Work to do: From the listing that follows, output everything exactly except the pictures.

==========

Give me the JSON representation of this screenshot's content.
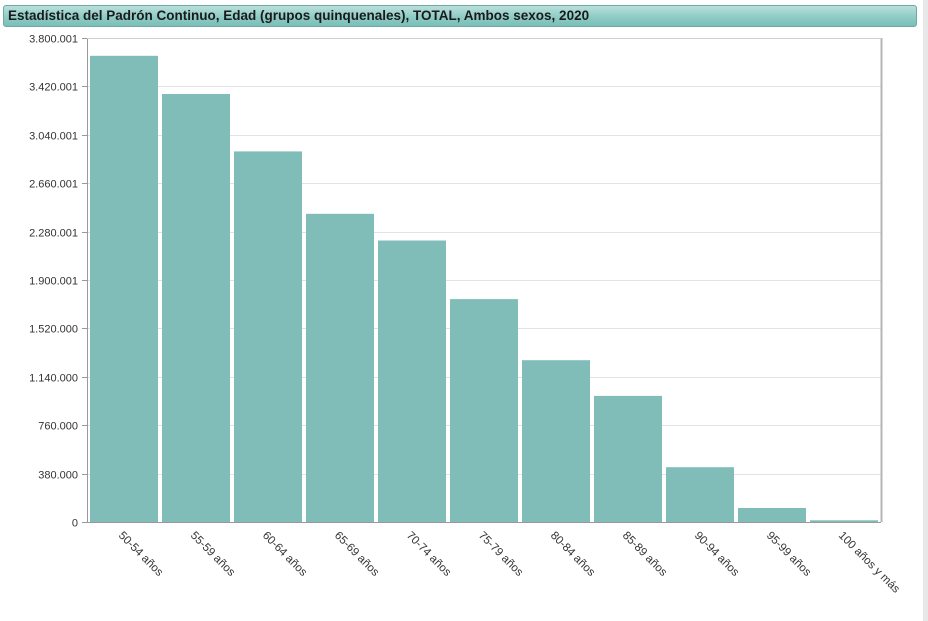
{
  "title": "Estadística del Padrón Continuo, Edad (grupos quinquenales), TOTAL, Ambos sexos, 2020",
  "colors": {
    "bar": "#80bdb8",
    "title_bar": "#8fcbc5",
    "grid": "#e3e3e3",
    "axis": "#9a9a9a"
  },
  "chart_data": {
    "type": "bar",
    "title": "Estadística del Padrón Continuo, Edad (grupos quinquenales), TOTAL, Ambos sexos, 2020",
    "xlabel": "",
    "ylabel": "",
    "categories": [
      "50-54 años",
      "55-59 años",
      "60-64 años",
      "65-69 años",
      "70-74 años",
      "75-79 años",
      "80-84 años",
      "85-89 años",
      "90-94 años",
      "95-99 años",
      "100 años y más"
    ],
    "values": [
      3660000,
      3360000,
      2910000,
      2420000,
      2210000,
      1750000,
      1270000,
      990000,
      430000,
      110000,
      13000
    ],
    "ylim": [
      0,
      3800001
    ],
    "yticks": [
      0,
      380000,
      760000,
      1140000,
      1520000,
      1900001,
      2280001,
      2660001,
      3040001,
      3420001,
      3800001
    ],
    "ytick_labels": [
      "0",
      "380.000",
      "760.000",
      "1.140.000",
      "1.520.000",
      "1.900.001",
      "2.280.001",
      "2.660.001",
      "3.040.001",
      "3.420.001",
      "3.800.001"
    ],
    "grid": true,
    "legend": "none"
  }
}
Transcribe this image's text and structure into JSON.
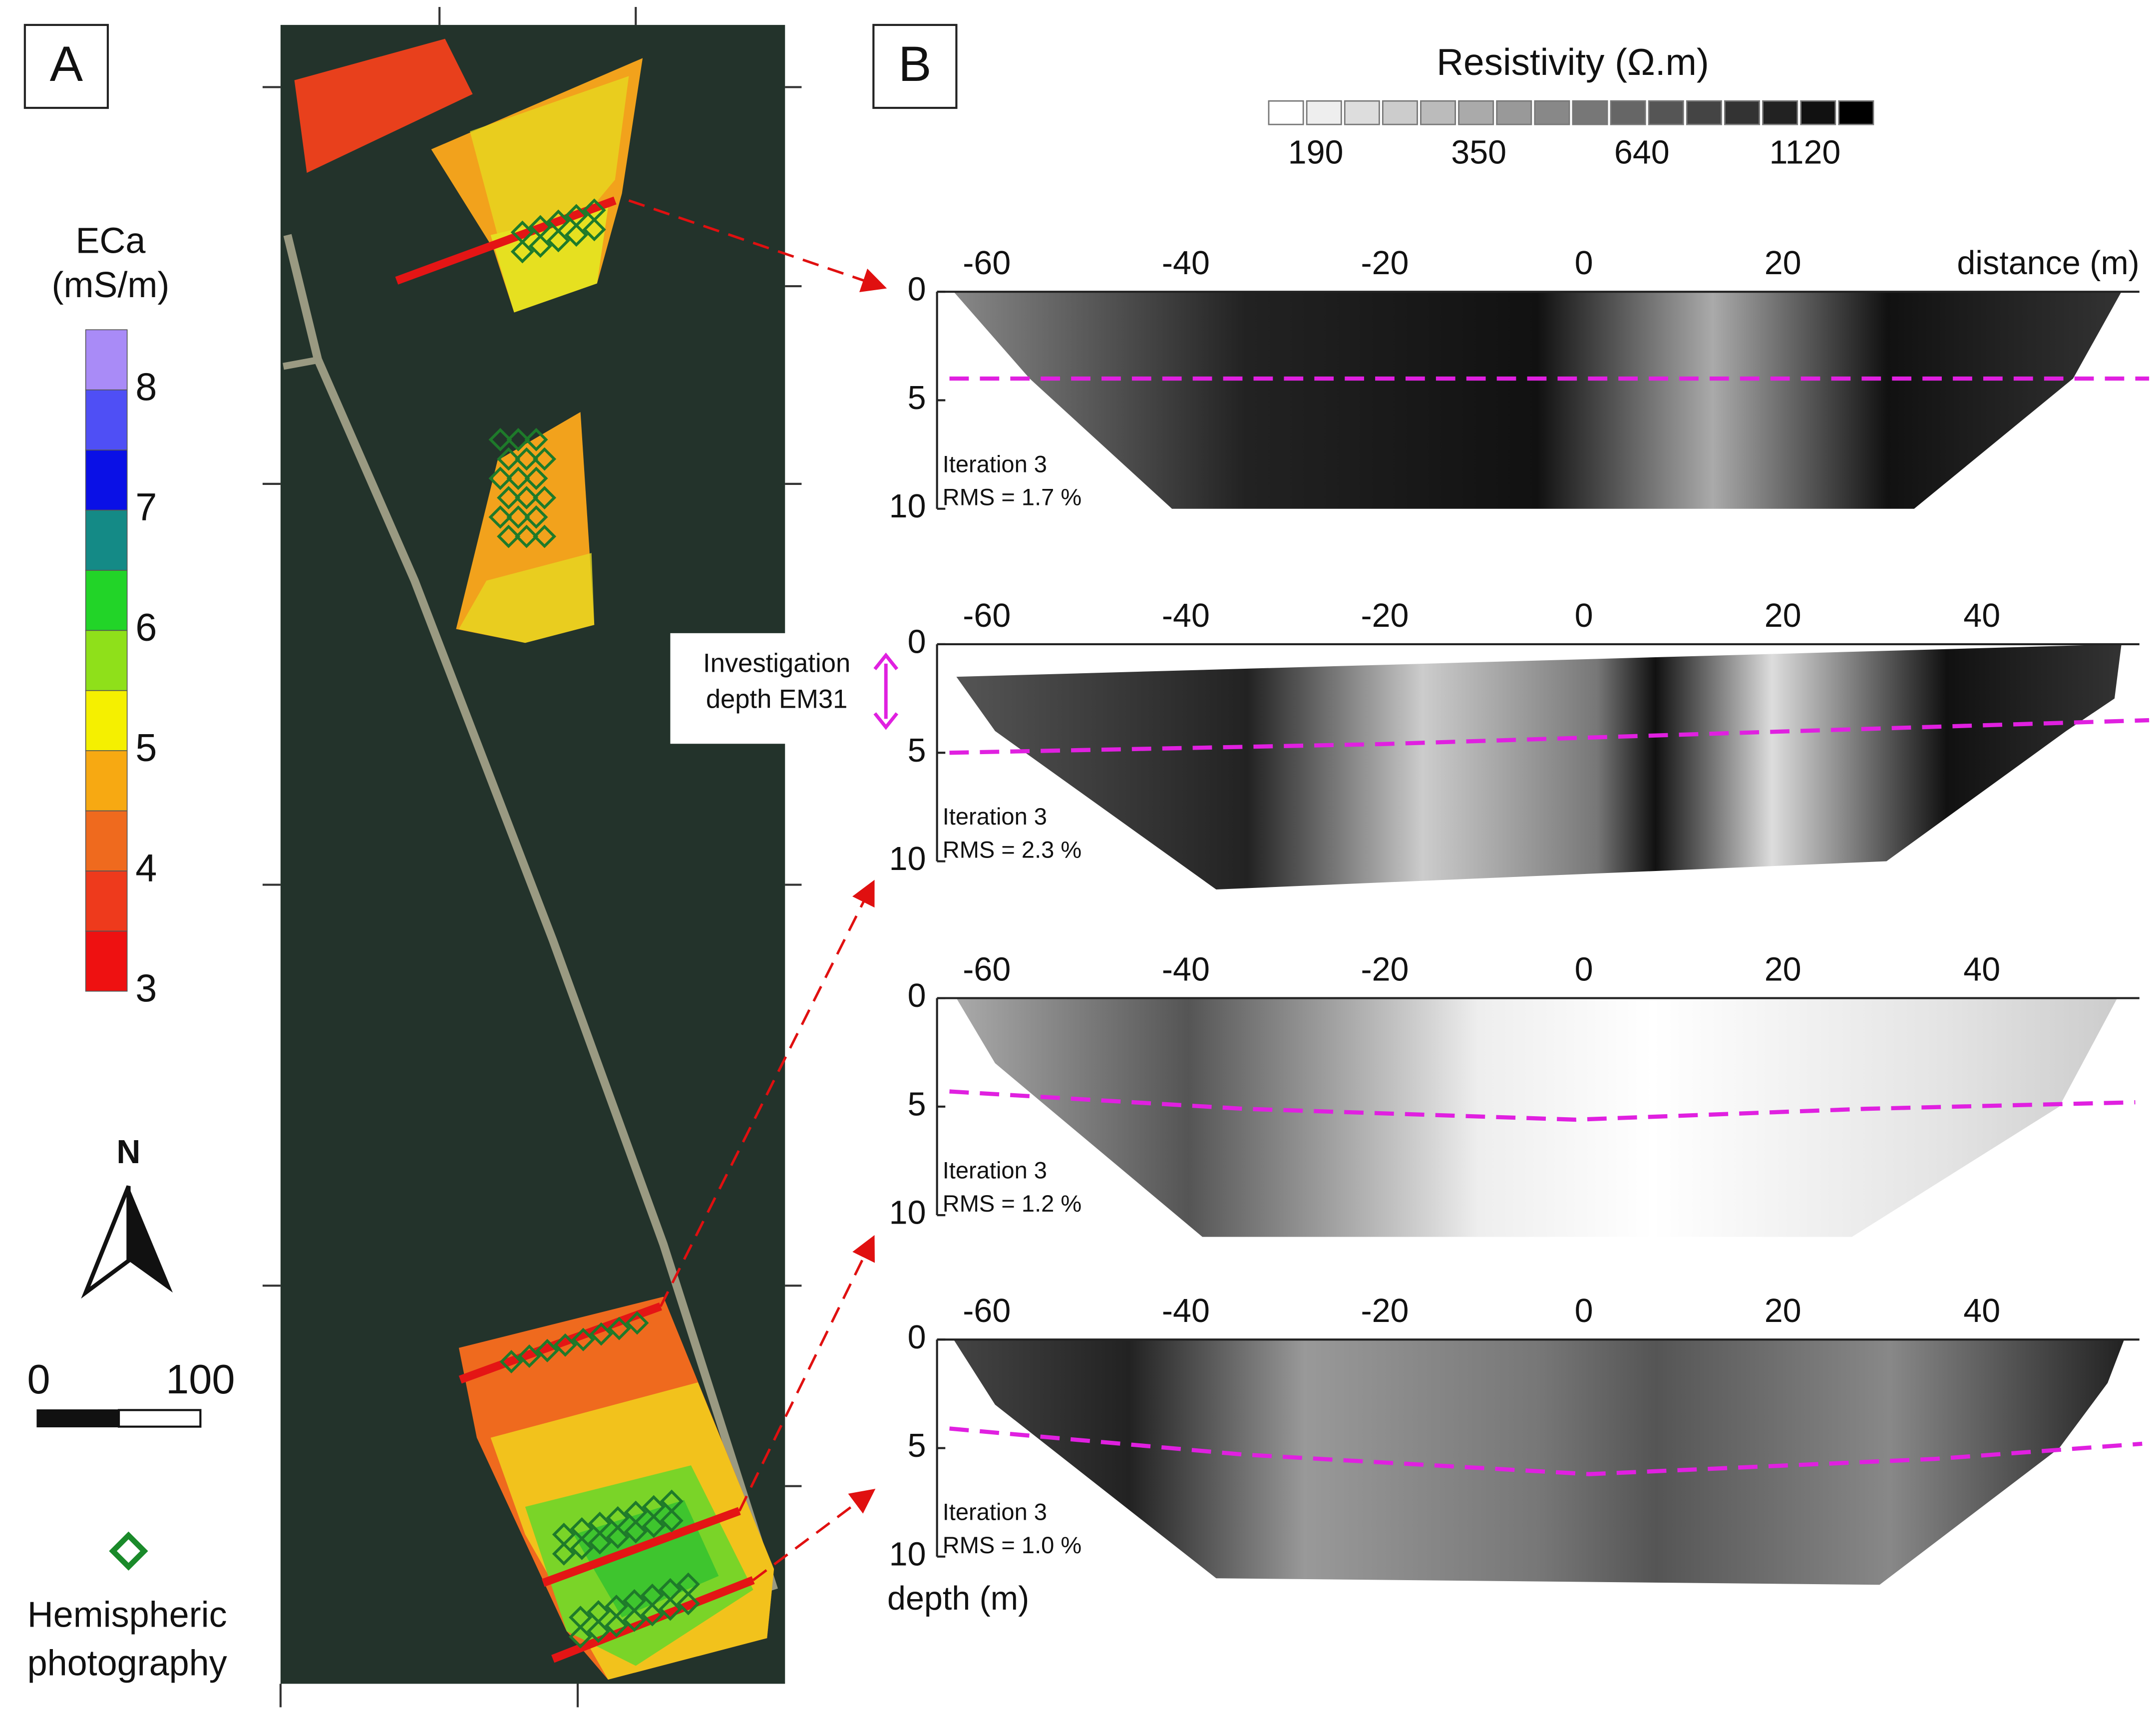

==========

Result of this task:
Give me the JSON representation of this screenshot's content.
{
  "title": "Estadística del Padrón Continuo, Edad (grupos quinquenales), TOTAL, Ambos sexos, 2020",
  "colors": {
    "bar": "#80bdb8",
    "title_bar": "#8fcbc5",
    "grid": "#e3e3e3",
    "axis": "#9a9a9a"
  },
  "chart_data": {
    "type": "bar",
    "title": "Estadística del Padrón Continuo, Edad (grupos quinquenales), TOTAL, Ambos sexos, 2020",
    "xlabel": "",
    "ylabel": "",
    "categories": [
      "50-54 años",
      "55-59 años",
      "60-64 años",
      "65-69 años",
      "70-74 años",
      "75-79 años",
      "80-84 años",
      "85-89 años",
      "90-94 años",
      "95-99 años",
      "100 años y más"
    ],
    "values": [
      3660000,
      3360000,
      2910000,
      2420000,
      2210000,
      1750000,
      1270000,
      990000,
      430000,
      110000,
      13000
    ],
    "ylim": [
      0,
      3800001
    ],
    "yticks": [
      0,
      380000,
      760000,
      1140000,
      1520000,
      1900001,
      2280001,
      2660001,
      3040001,
      3420001,
      3800001
    ],
    "ytick_labels": [
      "0",
      "380.000",
      "760.000",
      "1.140.000",
      "1.520.000",
      "1.900.001",
      "2.280.001",
      "2.660.001",
      "3.040.001",
      "3.420.001",
      "3.800.001"
    ],
    "grid": true,
    "legend": "none"
  }
}
Transcribe this image's text and structure into JSON.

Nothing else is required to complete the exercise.